Information shown
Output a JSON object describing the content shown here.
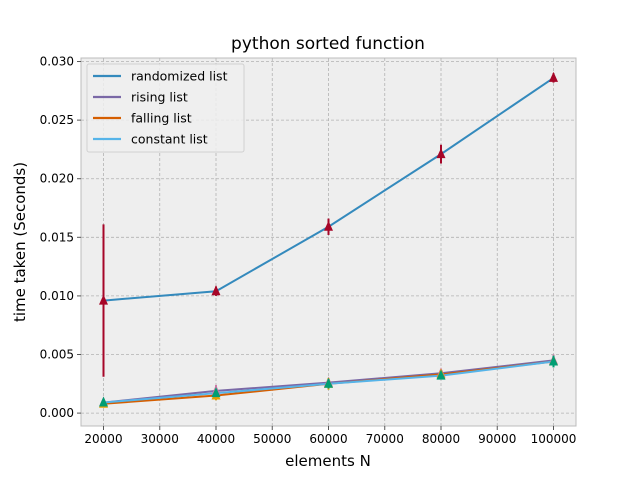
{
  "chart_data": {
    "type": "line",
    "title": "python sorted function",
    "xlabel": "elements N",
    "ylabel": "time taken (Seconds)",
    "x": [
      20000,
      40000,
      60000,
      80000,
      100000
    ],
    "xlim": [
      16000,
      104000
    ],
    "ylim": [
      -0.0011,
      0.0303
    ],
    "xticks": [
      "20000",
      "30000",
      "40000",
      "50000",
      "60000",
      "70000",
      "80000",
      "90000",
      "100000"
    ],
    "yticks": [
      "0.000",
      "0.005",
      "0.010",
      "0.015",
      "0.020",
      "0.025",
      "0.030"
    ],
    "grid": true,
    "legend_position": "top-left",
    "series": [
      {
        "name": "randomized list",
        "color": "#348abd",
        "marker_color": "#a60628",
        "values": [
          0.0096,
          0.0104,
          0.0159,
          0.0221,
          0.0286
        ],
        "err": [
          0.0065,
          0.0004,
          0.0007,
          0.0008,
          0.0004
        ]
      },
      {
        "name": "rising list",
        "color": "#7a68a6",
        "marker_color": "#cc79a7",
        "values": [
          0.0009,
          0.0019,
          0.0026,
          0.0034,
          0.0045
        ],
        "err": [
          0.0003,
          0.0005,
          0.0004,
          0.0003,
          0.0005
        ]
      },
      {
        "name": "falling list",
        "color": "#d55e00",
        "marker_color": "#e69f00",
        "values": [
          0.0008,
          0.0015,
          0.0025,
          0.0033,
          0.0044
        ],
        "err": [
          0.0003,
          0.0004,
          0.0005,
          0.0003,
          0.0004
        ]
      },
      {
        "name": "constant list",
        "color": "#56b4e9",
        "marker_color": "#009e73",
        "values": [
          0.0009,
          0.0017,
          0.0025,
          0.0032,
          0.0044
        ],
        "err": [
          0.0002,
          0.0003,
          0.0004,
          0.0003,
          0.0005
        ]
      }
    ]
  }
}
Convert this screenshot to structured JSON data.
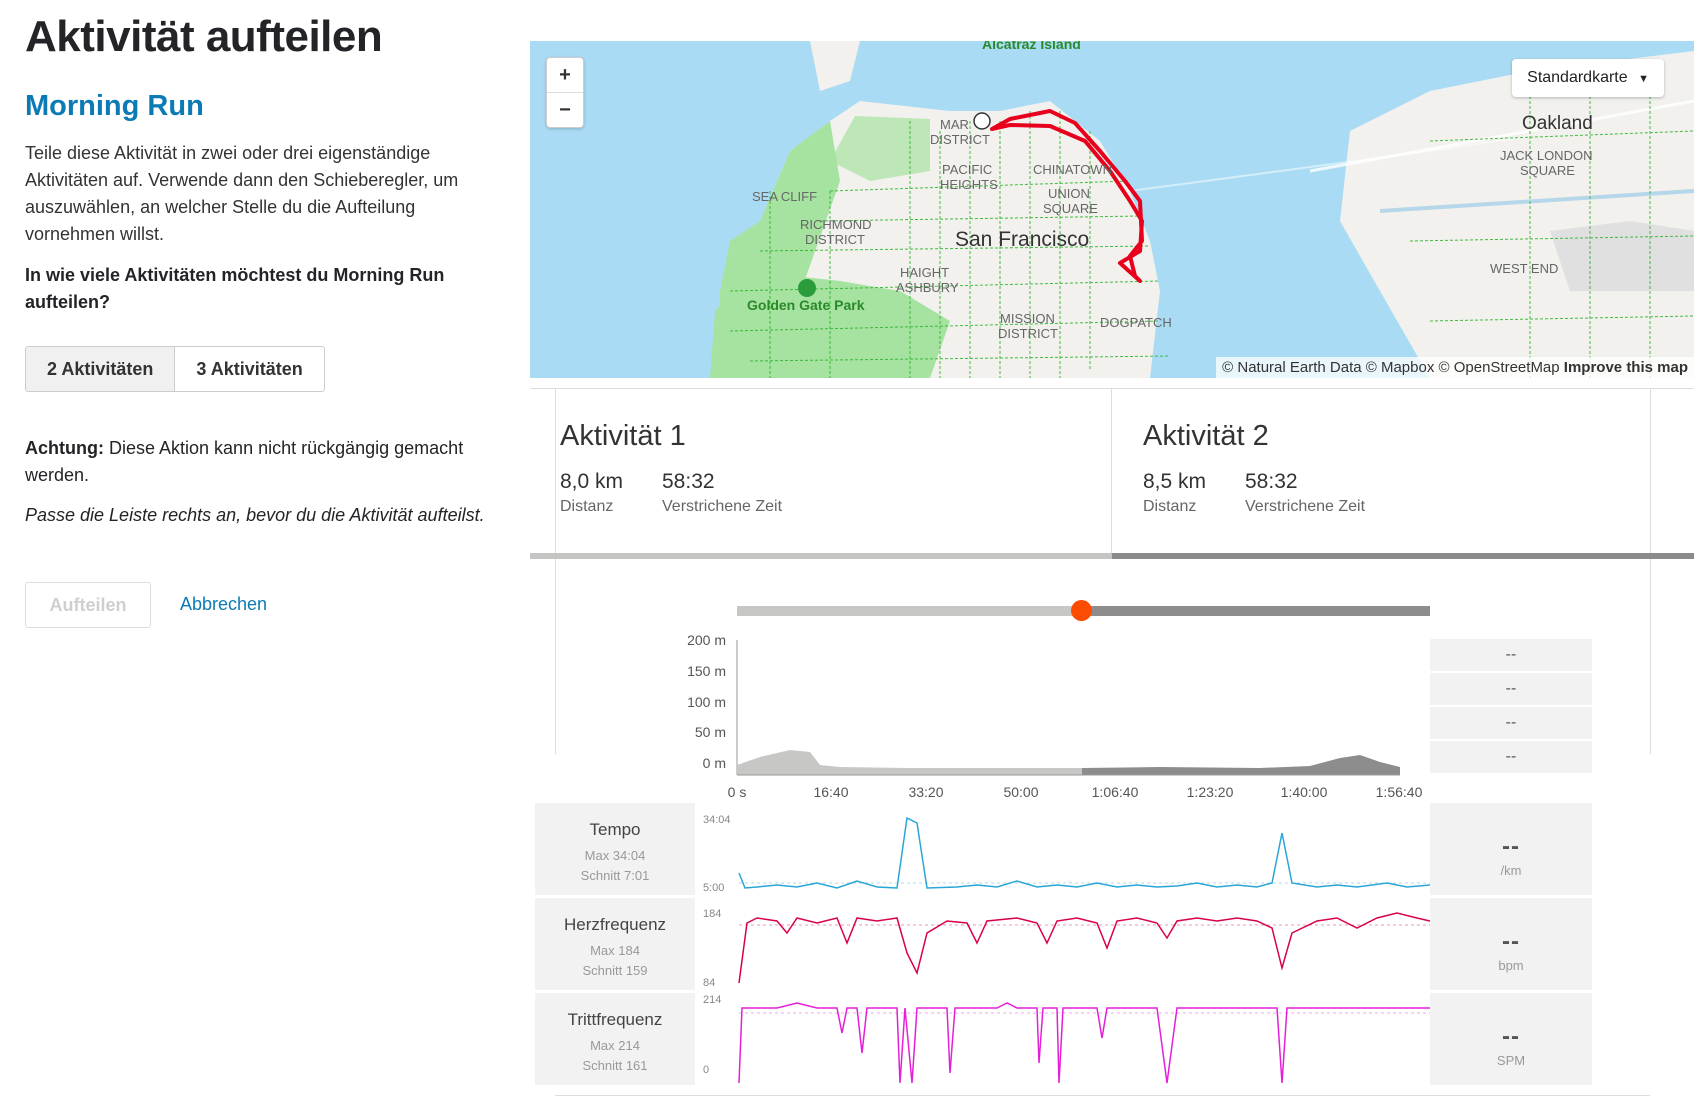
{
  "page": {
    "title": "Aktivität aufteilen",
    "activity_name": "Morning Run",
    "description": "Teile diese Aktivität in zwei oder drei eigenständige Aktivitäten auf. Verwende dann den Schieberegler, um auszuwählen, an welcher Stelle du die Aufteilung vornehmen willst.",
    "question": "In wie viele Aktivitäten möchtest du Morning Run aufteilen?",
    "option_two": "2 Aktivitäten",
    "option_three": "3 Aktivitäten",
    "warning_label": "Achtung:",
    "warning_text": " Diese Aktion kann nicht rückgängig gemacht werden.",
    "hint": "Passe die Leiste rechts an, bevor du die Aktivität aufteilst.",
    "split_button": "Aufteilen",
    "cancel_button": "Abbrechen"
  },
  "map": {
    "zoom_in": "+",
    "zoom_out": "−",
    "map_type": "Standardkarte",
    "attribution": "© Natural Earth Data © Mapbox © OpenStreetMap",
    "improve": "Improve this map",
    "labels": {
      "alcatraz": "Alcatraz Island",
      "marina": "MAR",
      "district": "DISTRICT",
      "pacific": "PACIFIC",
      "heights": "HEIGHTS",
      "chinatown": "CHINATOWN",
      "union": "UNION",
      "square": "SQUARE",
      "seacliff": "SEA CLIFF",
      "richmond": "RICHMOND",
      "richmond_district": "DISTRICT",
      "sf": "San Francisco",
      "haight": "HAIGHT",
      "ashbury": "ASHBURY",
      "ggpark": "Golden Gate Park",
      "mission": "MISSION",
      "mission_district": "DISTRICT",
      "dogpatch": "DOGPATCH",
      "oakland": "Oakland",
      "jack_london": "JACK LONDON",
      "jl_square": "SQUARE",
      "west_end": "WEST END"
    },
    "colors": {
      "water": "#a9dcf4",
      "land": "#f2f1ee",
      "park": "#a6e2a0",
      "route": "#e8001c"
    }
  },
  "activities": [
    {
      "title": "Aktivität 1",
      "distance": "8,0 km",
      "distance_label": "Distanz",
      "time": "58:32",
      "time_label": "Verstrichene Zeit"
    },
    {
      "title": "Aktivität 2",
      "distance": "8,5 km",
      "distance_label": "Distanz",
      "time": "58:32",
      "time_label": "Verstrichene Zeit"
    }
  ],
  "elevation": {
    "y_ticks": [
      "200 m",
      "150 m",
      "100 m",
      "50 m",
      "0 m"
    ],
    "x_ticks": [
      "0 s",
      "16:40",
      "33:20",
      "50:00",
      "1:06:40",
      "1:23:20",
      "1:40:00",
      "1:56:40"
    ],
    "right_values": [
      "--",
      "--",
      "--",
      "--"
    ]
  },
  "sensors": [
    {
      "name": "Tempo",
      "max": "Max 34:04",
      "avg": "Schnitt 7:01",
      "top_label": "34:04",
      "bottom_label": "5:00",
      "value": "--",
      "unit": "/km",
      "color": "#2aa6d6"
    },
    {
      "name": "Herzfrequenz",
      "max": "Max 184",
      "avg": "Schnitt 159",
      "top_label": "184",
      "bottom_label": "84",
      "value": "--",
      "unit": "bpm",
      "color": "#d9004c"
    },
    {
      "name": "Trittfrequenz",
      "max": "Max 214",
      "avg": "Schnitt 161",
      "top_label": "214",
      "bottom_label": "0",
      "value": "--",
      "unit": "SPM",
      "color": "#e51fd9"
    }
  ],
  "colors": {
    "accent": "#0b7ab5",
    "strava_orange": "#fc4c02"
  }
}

Exercise directions
The records above need to be given again exactly. Omit the pictures.

Answer
Output a JSON object describing the content shown here.
{
  "chart_data": {
    "type": "line",
    "title": "python sorted function",
    "xlabel": "elements N",
    "ylabel": "time taken (Seconds)",
    "x": [
      20000,
      40000,
      60000,
      80000,
      100000
    ],
    "xlim": [
      16000,
      104000
    ],
    "ylim": [
      -0.0011,
      0.0303
    ],
    "xticks": [
      "20000",
      "30000",
      "40000",
      "50000",
      "60000",
      "70000",
      "80000",
      "90000",
      "100000"
    ],
    "yticks": [
      "0.000",
      "0.005",
      "0.010",
      "0.015",
      "0.020",
      "0.025",
      "0.030"
    ],
    "grid": true,
    "legend_position": "top-left",
    "series": [
      {
        "name": "randomized list",
        "color": "#348abd",
        "marker_color": "#a60628",
        "values": [
          0.0096,
          0.0104,
          0.0159,
          0.0221,
          0.0286
        ],
        "err": [
          0.0065,
          0.0004,
          0.0007,
          0.0008,
          0.0004
        ]
      },
      {
        "name": "rising list",
        "color": "#7a68a6",
        "marker_color": "#cc79a7",
        "values": [
          0.0009,
          0.0019,
          0.0026,
          0.0034,
          0.0045
        ],
        "err": [
          0.0003,
          0.0005,
          0.0004,
          0.0003,
          0.0005
        ]
      },
      {
        "name": "falling list",
        "color": "#d55e00",
        "marker_color": "#e69f00",
        "values": [
          0.0008,
          0.0015,
          0.0025,
          0.0033,
          0.0044
        ],
        "err": [
          0.0003,
          0.0004,
          0.0005,
          0.0003,
          0.0004
        ]
      },
      {
        "name": "constant list",
        "color": "#56b4e9",
        "marker_color": "#009e73",
        "values": [
          0.0009,
          0.0017,
          0.0025,
          0.0032,
          0.0044
        ],
        "err": [
          0.0002,
          0.0003,
          0.0004,
          0.0003,
          0.0005
        ]
      }
    ]
  }
}
Convert this screenshot to structured JSON data.
{
  "page": {
    "title": "Aktivität aufteilen",
    "activity_name": "Morning Run",
    "description": "Teile diese Aktivität in zwei oder drei eigenständige Aktivitäten auf. Verwende dann den Schieberegler, um auszuwählen, an welcher Stelle du die Aufteilung vornehmen willst.",
    "question": "In wie viele Aktivitäten möchtest du Morning Run aufteilen?",
    "option_two": "2 Aktivitäten",
    "option_three": "3 Aktivitäten",
    "warning_label": "Achtung:",
    "warning_text": " Diese Aktion kann nicht rückgängig gemacht werden.",
    "hint": "Passe die Leiste rechts an, bevor du die Aktivität aufteilst.",
    "split_button": "Aufteilen",
    "cancel_button": "Abbrechen"
  },
  "map": {
    "zoom_in": "+",
    "zoom_out": "−",
    "map_type": "Standardkarte",
    "attribution": "© Natural Earth Data © Mapbox © OpenStreetMap",
    "improve": "Improve this map",
    "labels": {
      "alcatraz": "Alcatraz Island",
      "marina": "MAR",
      "district": "DISTRICT",
      "pacific": "PACIFIC",
      "heights": "HEIGHTS",
      "chinatown": "CHINATOWN",
      "union": "UNION",
      "square": "SQUARE",
      "seacliff": "SEA CLIFF",
      "richmond": "RICHMOND",
      "richmond_district": "DISTRICT",
      "sf": "San Francisco",
      "haight": "HAIGHT",
      "ashbury": "ASHBURY",
      "ggpark": "Golden Gate Park",
      "mission": "MISSION",
      "mission_district": "DISTRICT",
      "dogpatch": "DOGPATCH",
      "oakland": "Oakland",
      "jack_london": "JACK LONDON",
      "jl_square": "SQUARE",
      "west_end": "WEST END"
    },
    "colors": {
      "water": "#a9dcf4",
      "land": "#f2f1ee",
      "park": "#a6e2a0",
      "route": "#e8001c"
    }
  },
  "activities": [
    {
      "title": "Aktivität 1",
      "distance": "8,0 km",
      "distance_label": "Distanz",
      "time": "58:32",
      "time_label": "Verstrichene Zeit"
    },
    {
      "title": "Aktivität 2",
      "distance": "8,5 km",
      "distance_label": "Distanz",
      "time": "58:32",
      "time_label": "Verstrichene Zeit"
    }
  ],
  "elevation": {
    "y_ticks": [
      "200 m",
      "150 m",
      "100 m",
      "50 m",
      "0 m"
    ],
    "x_ticks": [
      "0 s",
      "16:40",
      "33:20",
      "50:00",
      "1:06:40",
      "1:23:20",
      "1:40:00",
      "1:56:40"
    ],
    "right_values": [
      "--",
      "--",
      "--",
      "--"
    ]
  },
  "sensors": [
    {
      "name": "Tempo",
      "max": "Max 34:04",
      "avg": "Schnitt 7:01",
      "top_label": "34:04",
      "bottom_label": "5:00",
      "value": "--",
      "unit": "/km",
      "color": "#2aa6d6"
    },
    {
      "name": "Herzfrequenz",
      "max": "Max 184",
      "avg": "Schnitt 159",
      "top_label": "184",
      "bottom_label": "84",
      "value": "--",
      "unit": "bpm",
      "color": "#d9004c"
    },
    {
      "name": "Trittfrequenz",
      "max": "Max 214",
      "avg": "Schnitt 161",
      "top_label": "214",
      "bottom_label": "0",
      "value": "--",
      "unit": "SPM",
      "color": "#e51fd9"
    }
  ],
  "colors": {
    "accent": "#0b7ab5",
    "strava_orange": "#fc4c02"
  }
}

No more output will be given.